Excerpted records
__________

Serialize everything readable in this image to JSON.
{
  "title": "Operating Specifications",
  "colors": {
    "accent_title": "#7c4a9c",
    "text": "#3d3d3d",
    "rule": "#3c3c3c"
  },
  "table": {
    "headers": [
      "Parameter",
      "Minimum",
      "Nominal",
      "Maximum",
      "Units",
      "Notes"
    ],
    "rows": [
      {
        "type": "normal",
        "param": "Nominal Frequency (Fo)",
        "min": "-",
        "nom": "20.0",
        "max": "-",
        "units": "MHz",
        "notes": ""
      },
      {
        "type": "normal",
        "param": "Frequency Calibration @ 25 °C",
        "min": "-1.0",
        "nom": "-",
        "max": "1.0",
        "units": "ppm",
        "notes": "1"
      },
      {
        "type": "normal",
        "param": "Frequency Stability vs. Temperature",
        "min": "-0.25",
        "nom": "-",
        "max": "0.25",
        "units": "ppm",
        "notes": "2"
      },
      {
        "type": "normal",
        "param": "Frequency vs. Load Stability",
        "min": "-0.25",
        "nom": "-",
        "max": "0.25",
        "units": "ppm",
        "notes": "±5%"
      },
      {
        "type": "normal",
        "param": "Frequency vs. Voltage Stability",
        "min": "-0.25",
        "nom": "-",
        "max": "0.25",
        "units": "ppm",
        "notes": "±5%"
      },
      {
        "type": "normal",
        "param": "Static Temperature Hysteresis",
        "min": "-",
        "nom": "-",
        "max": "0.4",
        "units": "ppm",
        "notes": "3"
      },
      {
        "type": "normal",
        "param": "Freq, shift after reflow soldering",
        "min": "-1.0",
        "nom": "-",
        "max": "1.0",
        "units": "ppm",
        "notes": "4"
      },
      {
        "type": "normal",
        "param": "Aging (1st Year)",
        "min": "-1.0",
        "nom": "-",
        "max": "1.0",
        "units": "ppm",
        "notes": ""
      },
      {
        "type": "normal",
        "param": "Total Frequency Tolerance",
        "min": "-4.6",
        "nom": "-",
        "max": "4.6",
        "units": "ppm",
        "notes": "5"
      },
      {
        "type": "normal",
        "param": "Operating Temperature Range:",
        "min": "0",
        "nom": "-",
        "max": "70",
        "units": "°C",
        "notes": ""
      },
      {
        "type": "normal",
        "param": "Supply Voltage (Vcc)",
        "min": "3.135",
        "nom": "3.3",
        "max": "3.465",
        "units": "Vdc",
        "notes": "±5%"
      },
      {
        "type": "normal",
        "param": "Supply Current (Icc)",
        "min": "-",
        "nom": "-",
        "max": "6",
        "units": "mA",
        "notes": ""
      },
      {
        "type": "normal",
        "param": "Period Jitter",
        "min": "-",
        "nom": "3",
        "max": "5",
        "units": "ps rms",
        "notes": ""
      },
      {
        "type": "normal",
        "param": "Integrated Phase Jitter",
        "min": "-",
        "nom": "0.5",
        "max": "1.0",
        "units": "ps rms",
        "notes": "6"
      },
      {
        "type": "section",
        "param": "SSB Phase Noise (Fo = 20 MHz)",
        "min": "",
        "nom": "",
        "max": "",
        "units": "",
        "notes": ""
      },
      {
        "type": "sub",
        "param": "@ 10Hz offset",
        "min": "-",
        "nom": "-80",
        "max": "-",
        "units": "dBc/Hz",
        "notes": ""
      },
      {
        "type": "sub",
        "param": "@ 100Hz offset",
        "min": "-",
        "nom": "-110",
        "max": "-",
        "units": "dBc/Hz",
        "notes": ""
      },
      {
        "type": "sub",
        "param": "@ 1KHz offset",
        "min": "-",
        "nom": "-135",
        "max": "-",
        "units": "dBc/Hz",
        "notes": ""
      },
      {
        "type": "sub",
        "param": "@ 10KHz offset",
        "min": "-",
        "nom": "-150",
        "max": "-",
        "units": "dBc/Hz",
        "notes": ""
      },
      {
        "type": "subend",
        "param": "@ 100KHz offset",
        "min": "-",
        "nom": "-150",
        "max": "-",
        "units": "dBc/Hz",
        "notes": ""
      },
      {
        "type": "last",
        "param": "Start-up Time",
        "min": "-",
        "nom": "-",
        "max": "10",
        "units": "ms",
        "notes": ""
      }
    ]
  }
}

__________

What to work on
Transcribe the material above in its entirety. Match it exactly.

Correct output
Serialize everything readable in this image to JSON.
{
  "title": "Operating Specifications",
  "colors": {
    "accent_title": "#7c4a9c",
    "text": "#3d3d3d",
    "rule": "#3c3c3c"
  },
  "table": {
    "headers": [
      "Parameter",
      "Minimum",
      "Nominal",
      "Maximum",
      "Units",
      "Notes"
    ],
    "rows": [
      {
        "type": "normal",
        "param": "Nominal Frequency (Fo)",
        "min": "-",
        "nom": "20.0",
        "max": "-",
        "units": "MHz",
        "notes": ""
      },
      {
        "type": "normal",
        "param": "Frequency Calibration @ 25 °C",
        "min": "-1.0",
        "nom": "-",
        "max": "1.0",
        "units": "ppm",
        "notes": "1"
      },
      {
        "type": "normal",
        "param": "Frequency Stability vs. Temperature",
        "min": "-0.25",
        "nom": "-",
        "max": "0.25",
        "units": "ppm",
        "notes": "2"
      },
      {
        "type": "normal",
        "param": "Frequency vs. Load Stability",
        "min": "-0.25",
        "nom": "-",
        "max": "0.25",
        "units": "ppm",
        "notes": "±5%"
      },
      {
        "type": "normal",
        "param": "Frequency vs. Voltage Stability",
        "min": "-0.25",
        "nom": "-",
        "max": "0.25",
        "units": "ppm",
        "notes": "±5%"
      },
      {
        "type": "normal",
        "param": "Static Temperature Hysteresis",
        "min": "-",
        "nom": "-",
        "max": "0.4",
        "units": "ppm",
        "notes": "3"
      },
      {
        "type": "normal",
        "param": "Freq, shift after reflow soldering",
        "min": "-1.0",
        "nom": "-",
        "max": "1.0",
        "units": "ppm",
        "notes": "4"
      },
      {
        "type": "normal",
        "param": "Aging (1st Year)",
        "min": "-1.0",
        "nom": "-",
        "max": "1.0",
        "units": "ppm",
        "notes": ""
      },
      {
        "type": "normal",
        "param": "Total Frequency Tolerance",
        "min": "-4.6",
        "nom": "-",
        "max": "4.6",
        "units": "ppm",
        "notes": "5"
      },
      {
        "type": "normal",
        "param": "Operating Temperature Range:",
        "min": "0",
        "nom": "-",
        "max": "70",
        "units": "°C",
        "notes": ""
      },
      {
        "type": "normal",
        "param": "Supply Voltage (Vcc)",
        "min": "3.135",
        "nom": "3.3",
        "max": "3.465",
        "units": "Vdc",
        "notes": "±5%"
      },
      {
        "type": "normal",
        "param": "Supply Current (Icc)",
        "min": "-",
        "nom": "-",
        "max": "6",
        "units": "mA",
        "notes": ""
      },
      {
        "type": "normal",
        "param": "Period Jitter",
        "min": "-",
        "nom": "3",
        "max": "5",
        "units": "ps rms",
        "notes": ""
      },
      {
        "type": "normal",
        "param": "Integrated Phase Jitter",
        "min": "-",
        "nom": "0.5",
        "max": "1.0",
        "units": "ps rms",
        "notes": "6"
      },
      {
        "type": "section",
        "param": "SSB Phase Noise (Fo = 20 MHz)",
        "min": "",
        "nom": "",
        "max": "",
        "units": "",
        "notes": ""
      },
      {
        "type": "sub",
        "param": "@ 10Hz offset",
        "min": "-",
        "nom": "-80",
        "max": "-",
        "units": "dBc/Hz",
        "notes": ""
      },
      {
        "type": "sub",
        "param": "@ 100Hz offset",
        "min": "-",
        "nom": "-110",
        "max": "-",
        "units": "dBc/Hz",
        "notes": ""
      },
      {
        "type": "sub",
        "param": "@ 1KHz offset",
        "min": "-",
        "nom": "-135",
        "max": "-",
        "units": "dBc/Hz",
        "notes": ""
      },
      {
        "type": "sub",
        "param": "@ 10KHz offset",
        "min": "-",
        "nom": "-150",
        "max": "-",
        "units": "dBc/Hz",
        "notes": ""
      },
      {
        "type": "subend",
        "param": "@ 100KHz offset",
        "min": "-",
        "nom": "-150",
        "max": "-",
        "units": "dBc/Hz",
        "notes": ""
      },
      {
        "type": "last",
        "param": "Start-up Time",
        "min": "-",
        "nom": "-",
        "max": "10",
        "units": "ms",
        "notes": ""
      }
    ]
  }
}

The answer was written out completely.